→ Records from a collection of figures
++++
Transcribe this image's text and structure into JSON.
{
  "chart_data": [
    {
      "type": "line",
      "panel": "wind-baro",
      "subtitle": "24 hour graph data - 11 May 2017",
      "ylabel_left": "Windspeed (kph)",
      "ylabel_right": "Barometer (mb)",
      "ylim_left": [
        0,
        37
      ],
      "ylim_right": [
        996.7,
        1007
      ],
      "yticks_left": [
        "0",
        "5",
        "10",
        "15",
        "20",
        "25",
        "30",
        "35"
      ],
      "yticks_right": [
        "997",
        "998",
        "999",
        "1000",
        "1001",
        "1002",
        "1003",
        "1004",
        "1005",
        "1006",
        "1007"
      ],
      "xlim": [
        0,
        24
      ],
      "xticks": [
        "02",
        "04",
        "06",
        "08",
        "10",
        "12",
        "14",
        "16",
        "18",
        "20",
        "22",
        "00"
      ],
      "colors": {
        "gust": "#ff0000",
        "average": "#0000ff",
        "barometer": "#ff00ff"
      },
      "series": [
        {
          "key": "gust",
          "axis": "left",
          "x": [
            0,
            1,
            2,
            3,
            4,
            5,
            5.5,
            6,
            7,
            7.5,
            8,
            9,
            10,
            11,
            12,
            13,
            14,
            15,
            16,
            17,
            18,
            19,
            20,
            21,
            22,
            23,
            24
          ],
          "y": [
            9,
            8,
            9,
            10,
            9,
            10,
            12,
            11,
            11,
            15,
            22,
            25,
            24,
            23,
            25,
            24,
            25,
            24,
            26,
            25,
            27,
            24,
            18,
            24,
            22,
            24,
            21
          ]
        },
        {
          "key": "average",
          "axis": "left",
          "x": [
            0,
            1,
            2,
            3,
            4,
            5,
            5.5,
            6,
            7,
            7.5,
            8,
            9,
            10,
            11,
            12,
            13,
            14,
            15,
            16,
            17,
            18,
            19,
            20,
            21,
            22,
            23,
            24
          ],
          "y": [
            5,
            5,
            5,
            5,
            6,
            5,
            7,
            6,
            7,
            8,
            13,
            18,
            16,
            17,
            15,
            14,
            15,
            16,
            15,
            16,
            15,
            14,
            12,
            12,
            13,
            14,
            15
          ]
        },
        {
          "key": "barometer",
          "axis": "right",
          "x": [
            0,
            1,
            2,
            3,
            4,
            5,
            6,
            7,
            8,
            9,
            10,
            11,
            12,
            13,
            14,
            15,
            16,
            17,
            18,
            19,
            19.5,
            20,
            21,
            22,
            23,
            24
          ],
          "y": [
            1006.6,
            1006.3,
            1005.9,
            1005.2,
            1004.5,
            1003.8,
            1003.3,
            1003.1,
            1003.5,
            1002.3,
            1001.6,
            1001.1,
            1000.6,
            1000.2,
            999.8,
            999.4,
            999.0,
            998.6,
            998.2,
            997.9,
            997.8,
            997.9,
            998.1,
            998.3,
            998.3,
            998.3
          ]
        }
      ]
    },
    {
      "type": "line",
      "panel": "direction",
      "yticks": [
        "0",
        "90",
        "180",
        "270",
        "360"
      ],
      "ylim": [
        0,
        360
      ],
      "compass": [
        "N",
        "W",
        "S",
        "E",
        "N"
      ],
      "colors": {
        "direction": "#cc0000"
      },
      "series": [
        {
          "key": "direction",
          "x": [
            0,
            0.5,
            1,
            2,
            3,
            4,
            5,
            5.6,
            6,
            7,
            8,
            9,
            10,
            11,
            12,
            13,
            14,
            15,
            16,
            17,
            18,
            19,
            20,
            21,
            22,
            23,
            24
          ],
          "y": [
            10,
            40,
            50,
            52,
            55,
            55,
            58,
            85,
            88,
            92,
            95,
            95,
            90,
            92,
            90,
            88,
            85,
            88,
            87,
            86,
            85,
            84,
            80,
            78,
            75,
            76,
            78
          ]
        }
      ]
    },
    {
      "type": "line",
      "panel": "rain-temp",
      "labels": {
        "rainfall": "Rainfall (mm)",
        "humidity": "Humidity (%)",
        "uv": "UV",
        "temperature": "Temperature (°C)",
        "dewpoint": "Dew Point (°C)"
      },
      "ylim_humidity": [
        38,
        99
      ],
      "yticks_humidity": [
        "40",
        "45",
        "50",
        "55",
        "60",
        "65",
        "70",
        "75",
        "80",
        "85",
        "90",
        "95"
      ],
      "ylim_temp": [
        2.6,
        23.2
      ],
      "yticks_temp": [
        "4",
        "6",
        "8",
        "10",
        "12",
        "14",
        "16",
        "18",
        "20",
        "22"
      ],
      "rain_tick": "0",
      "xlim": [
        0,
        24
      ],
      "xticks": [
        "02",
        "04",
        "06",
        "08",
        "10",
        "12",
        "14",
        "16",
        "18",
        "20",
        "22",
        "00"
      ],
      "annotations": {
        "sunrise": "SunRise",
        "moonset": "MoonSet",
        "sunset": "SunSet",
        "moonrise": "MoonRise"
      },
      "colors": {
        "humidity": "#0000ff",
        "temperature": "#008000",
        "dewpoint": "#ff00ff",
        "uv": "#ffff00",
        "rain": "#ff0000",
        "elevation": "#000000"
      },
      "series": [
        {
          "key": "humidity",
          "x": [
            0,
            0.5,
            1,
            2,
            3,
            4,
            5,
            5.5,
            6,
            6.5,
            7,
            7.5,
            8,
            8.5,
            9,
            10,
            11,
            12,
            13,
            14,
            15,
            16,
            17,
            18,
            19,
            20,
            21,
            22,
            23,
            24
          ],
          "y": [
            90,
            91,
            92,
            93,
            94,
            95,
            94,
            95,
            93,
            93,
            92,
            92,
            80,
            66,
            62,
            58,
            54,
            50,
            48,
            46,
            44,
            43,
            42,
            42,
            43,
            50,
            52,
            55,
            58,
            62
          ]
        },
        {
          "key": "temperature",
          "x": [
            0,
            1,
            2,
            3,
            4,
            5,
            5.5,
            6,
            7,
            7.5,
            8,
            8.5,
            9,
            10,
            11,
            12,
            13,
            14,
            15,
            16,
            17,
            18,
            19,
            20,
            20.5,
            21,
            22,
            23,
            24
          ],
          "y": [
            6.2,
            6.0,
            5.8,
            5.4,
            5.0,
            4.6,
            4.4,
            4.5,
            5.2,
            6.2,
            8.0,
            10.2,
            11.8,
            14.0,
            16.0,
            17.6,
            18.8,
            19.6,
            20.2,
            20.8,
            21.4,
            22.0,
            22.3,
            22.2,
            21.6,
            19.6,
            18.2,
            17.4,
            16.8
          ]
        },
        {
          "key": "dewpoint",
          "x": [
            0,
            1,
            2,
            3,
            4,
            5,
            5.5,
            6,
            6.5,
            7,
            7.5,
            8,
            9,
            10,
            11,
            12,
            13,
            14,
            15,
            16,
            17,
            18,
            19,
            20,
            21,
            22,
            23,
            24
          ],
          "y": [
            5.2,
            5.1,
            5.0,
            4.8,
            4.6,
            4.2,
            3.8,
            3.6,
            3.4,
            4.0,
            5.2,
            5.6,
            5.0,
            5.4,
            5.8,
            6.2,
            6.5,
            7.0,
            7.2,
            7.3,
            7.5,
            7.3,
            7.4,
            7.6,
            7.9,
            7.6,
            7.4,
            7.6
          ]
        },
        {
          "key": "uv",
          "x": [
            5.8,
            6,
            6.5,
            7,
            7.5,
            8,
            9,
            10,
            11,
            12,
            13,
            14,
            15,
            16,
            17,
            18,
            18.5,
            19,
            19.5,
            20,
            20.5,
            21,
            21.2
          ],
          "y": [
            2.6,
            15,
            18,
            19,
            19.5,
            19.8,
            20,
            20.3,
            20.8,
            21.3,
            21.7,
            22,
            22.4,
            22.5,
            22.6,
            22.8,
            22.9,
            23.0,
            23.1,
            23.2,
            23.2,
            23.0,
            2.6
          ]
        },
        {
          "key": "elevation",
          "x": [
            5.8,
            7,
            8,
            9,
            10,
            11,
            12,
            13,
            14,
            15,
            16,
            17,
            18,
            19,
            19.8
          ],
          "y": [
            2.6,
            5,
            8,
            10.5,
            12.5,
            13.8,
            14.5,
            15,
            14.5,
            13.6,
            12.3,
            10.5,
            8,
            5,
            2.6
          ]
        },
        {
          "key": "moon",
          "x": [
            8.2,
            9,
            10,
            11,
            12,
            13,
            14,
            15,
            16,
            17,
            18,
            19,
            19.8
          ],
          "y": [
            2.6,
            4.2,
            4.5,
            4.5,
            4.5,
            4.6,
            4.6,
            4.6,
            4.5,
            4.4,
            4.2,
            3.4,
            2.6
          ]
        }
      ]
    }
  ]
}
++++
→ Problem description
Out of the material above, select every line that holds the string "direction".

→ Result of this task
      "panel": "direction",
        "direction": "#cc0000"
          "key": "direction",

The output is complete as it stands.